_Article_
★ ★ ★ ★ ★

This paper proposes an Adam-optimized Deep Belief Networks (Adam-DBNs) denoising method for throat-attached piezoelectric signals. The method aims to process mechanical vibration signals captured through polyvinylidene fluoride (PVDF) sensors attached to the throat region, which are typically contaminated by environmental noise and physiological noise. First, the short-time Fourier transform (STFT) is utilized to convert the original signals into the time–frequency domain. Subsequently, the masked time–frequency representation is reconstructed into the time domain through a diagonal average-based inverse STFT. To address complex nonlinear noise structures, a Deep Belief Network is further adopted to extract features and reconstruct clean signals, where the Adam optimization algorithm ensures the efficient convergence and stability of the training process. Compared with traditional Convolutional Neural Networks (CNNs), Adam-DBNs significantly improve waveform similarity by 6.77% and reduce the local noise energy residue by 0.099696. These results demonstrate that the Adam-DBNs method exhibits substantial advantages in signal reconstruction fidelity and residual noise suppression, providing an efficient and robust solution for throat-attached piezoelectric sensor signal enhancement tasks.

1. Introduction

Speech recognition technology is essential for modern applications, including virtual assistants, automatic transcription services, and human–computer interaction systems. However, background sounds can significantly interfere with the clarity of speech signals in noisy environments, resulting in a reduced recognition accuracy. The limitations of conventional acoustic microphones have prompted researchers to turn to alternatives. Among these alternatives, laryngeal microphones (i.e., larynx-attached piezoelectric transducers) have attracted attention due to their unique advantages. By directly capturing vibration signals from a speaker’s larynx, laryngeal microphones can effectively isolate ambient noise and enable reliable speech processing in complex conditions [1].

Various methods have been proposed by researchers to enhance the performance of laryngeal microphones in speech recognition. Spectral mapping techniques are used to convert signals from throat microphones into a form more suitable for conventional identification systems [2]. The Gaussian Mixture Model (GMM) for learning is utilized to enhance the spectral envelope and excitation signals of speech [3]. The EGC (Equalization Generation Combined) Framework has significant advantages in the field of laryngeal voice enhancement [4]. While numerous methods have been proposed to optimize throat microphones, they continue to encounter various challenges. These approaches often require substantial quantities of labeled data for training and tend to have limited generalization capabilities across different noise environments. Additionally, some techniques rely on the integration of throat microphones with conventional microphone signals; however, this combination is not always practical in real-world applications.

★ ★ ★ ★ ★

_Task instructions_
Please state how much Adam-DBNs improve waveform similarity over traditional CNNs, according to the article. The data that comes next has no connection to the article.

_Spatial annotation data_
★ ★ ★ ★ ★

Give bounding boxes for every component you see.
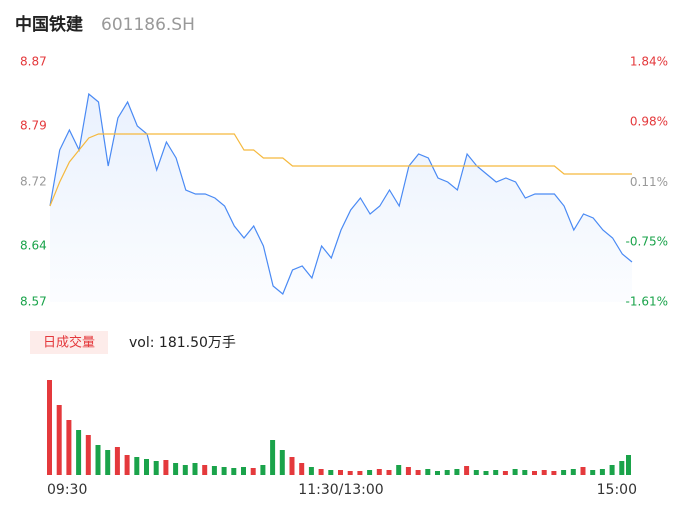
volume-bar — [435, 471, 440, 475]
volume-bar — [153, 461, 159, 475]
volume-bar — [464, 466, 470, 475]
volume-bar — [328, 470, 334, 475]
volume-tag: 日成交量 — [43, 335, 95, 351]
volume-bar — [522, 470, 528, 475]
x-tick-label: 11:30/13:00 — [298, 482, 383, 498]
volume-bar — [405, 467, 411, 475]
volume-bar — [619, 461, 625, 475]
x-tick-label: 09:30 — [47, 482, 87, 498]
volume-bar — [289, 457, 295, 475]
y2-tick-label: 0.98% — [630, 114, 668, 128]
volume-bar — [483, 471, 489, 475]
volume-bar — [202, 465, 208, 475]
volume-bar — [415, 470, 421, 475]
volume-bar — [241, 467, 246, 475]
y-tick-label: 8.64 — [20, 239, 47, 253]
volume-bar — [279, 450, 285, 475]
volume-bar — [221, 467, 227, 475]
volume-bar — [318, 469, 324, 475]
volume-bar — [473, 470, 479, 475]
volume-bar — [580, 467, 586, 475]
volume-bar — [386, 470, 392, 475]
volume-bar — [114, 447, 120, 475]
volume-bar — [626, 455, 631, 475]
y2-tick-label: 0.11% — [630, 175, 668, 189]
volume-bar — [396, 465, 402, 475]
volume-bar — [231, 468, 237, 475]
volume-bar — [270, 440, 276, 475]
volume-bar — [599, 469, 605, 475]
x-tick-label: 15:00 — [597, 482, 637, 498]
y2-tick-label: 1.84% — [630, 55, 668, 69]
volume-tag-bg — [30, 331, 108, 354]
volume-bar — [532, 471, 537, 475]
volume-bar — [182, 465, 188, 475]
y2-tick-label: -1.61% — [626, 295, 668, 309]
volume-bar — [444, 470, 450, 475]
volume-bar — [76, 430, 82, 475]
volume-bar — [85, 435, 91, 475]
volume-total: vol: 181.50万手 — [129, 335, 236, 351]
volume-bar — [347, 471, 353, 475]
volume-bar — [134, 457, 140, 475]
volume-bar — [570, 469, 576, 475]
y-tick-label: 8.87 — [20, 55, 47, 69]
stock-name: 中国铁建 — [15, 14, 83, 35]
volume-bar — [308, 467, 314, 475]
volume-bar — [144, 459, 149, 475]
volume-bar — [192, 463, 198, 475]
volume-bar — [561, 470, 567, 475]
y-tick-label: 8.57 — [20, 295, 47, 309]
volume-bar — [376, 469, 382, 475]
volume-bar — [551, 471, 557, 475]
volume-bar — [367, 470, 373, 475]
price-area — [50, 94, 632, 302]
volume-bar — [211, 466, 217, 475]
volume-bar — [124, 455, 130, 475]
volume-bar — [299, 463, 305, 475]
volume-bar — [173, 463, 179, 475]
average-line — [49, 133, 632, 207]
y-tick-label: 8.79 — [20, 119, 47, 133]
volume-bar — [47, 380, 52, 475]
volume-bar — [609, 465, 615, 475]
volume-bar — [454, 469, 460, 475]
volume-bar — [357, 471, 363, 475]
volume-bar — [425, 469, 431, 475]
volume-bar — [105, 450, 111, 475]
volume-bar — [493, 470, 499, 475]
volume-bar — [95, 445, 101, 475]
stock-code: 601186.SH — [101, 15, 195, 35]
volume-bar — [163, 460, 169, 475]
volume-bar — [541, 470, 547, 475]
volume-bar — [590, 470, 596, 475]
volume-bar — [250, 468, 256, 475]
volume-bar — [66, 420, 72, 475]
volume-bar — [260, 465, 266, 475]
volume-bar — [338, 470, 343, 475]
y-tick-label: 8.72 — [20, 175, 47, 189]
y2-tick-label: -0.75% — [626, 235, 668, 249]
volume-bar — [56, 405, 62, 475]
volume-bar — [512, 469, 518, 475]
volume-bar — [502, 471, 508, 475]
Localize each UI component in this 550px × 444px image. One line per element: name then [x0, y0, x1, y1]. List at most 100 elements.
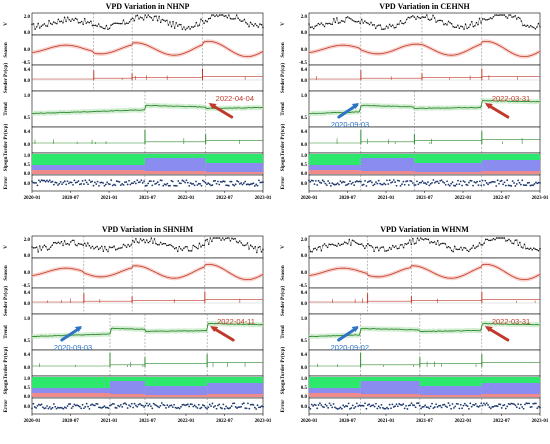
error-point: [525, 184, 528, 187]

★ ★ ★ ★ ★

_Solved problem_
6.77%